§ Exercise directions
Your answer must consist solely of the number of lines that contain the word "alert".

§ Exercise data
------------------------------

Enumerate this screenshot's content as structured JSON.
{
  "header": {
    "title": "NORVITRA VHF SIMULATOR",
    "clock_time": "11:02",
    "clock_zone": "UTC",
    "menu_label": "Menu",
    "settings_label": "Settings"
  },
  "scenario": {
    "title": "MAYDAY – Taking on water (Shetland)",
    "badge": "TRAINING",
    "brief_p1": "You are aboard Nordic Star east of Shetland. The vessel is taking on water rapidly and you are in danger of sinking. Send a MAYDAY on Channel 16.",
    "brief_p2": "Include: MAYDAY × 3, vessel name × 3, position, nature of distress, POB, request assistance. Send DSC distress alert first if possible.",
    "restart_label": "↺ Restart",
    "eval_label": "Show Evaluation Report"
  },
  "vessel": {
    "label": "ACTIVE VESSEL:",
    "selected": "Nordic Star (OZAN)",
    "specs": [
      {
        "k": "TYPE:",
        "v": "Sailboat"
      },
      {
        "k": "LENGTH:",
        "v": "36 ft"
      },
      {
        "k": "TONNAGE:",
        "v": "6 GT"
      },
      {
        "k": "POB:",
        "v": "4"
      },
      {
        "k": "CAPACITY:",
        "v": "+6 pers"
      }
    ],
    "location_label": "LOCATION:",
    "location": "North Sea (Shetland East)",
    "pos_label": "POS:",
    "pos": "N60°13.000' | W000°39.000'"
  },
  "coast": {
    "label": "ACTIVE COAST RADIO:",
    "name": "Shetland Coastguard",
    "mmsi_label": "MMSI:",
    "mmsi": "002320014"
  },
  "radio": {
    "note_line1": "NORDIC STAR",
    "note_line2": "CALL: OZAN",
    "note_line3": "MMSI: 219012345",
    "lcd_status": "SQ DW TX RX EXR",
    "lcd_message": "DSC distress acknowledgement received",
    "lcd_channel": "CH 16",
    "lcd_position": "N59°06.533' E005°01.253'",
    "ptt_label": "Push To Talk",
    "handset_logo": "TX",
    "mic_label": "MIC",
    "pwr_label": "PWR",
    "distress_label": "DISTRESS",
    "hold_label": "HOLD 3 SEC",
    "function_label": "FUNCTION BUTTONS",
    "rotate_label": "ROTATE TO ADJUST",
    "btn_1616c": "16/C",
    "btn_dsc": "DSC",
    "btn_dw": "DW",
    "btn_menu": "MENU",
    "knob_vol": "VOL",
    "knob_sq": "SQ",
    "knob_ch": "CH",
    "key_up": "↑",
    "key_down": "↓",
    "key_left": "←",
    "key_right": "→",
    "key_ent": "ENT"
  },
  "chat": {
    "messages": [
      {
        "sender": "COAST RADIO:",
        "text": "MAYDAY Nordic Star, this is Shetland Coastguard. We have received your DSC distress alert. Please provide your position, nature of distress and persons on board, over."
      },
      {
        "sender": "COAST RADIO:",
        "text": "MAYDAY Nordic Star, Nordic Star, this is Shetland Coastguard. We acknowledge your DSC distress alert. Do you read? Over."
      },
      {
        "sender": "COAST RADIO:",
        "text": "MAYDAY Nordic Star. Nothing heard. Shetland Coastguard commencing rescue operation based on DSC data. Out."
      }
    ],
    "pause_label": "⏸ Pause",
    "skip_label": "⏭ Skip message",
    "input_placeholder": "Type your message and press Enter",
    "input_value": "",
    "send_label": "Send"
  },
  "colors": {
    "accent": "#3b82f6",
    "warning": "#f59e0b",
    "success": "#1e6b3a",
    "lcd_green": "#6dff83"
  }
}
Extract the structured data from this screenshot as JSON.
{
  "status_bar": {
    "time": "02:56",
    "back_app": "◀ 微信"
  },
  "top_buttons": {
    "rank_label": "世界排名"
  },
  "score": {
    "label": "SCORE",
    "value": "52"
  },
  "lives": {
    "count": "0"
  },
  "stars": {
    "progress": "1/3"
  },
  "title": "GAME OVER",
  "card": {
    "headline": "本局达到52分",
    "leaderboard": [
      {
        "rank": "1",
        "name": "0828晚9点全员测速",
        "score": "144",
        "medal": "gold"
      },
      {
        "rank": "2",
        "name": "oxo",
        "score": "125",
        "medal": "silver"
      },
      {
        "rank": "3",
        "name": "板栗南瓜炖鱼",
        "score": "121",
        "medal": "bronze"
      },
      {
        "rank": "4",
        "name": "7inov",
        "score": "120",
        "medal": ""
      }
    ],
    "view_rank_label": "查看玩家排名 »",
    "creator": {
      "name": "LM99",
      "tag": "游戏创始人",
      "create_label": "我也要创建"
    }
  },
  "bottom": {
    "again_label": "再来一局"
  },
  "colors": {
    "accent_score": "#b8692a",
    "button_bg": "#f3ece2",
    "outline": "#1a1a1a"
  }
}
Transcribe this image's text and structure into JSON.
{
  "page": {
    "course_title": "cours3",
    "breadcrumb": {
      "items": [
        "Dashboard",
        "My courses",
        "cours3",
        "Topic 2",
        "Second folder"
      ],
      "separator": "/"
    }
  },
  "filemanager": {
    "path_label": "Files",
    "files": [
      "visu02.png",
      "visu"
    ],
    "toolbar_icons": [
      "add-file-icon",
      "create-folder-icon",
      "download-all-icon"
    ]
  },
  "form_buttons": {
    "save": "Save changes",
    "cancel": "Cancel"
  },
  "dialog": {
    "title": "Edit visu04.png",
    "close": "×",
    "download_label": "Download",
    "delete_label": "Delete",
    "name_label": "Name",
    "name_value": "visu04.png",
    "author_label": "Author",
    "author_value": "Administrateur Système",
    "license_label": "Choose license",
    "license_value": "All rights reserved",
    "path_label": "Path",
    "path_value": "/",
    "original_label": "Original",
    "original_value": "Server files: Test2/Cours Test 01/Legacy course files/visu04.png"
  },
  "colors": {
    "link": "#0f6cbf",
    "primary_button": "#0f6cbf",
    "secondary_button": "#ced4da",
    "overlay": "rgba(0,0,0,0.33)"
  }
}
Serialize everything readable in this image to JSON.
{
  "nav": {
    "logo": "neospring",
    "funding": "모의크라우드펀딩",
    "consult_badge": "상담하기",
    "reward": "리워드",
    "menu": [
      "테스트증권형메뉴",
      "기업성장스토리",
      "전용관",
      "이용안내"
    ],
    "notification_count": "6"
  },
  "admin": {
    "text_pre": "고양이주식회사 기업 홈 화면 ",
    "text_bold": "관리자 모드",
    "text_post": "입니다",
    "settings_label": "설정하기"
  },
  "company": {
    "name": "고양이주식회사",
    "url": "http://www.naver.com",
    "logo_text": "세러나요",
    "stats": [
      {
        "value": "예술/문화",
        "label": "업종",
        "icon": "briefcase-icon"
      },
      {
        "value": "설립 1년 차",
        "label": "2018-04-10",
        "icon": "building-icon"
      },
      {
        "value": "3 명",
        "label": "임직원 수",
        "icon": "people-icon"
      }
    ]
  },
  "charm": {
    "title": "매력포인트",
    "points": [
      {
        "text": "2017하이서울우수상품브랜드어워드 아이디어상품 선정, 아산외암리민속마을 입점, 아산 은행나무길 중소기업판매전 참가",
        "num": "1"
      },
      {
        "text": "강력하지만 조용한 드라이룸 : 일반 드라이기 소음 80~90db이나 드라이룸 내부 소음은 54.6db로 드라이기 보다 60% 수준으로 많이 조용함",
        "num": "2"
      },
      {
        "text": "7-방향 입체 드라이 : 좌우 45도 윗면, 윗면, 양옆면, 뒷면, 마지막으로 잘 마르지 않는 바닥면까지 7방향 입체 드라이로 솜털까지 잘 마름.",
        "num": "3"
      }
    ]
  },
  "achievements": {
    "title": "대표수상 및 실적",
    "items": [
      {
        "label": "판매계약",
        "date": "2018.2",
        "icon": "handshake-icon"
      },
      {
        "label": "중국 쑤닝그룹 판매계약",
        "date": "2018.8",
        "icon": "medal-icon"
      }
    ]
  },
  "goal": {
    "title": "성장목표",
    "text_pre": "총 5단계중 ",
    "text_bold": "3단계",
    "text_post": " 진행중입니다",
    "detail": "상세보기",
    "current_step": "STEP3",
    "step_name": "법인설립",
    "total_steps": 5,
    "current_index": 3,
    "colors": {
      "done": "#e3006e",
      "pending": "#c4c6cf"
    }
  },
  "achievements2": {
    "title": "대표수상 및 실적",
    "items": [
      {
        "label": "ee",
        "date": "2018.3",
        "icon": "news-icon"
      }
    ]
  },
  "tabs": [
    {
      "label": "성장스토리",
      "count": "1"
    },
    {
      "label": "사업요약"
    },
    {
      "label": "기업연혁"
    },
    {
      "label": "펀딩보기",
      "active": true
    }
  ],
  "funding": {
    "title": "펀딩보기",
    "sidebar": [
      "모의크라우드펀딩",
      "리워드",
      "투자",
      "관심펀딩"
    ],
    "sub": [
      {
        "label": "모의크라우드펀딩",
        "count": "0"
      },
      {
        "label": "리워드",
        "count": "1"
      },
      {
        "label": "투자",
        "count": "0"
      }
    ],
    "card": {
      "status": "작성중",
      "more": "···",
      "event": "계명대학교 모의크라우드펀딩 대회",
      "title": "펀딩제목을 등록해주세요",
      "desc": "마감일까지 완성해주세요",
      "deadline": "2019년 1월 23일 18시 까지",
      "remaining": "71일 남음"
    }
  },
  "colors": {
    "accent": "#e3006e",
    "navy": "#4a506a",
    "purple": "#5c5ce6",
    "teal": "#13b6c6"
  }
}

------------------------------

§ The response
3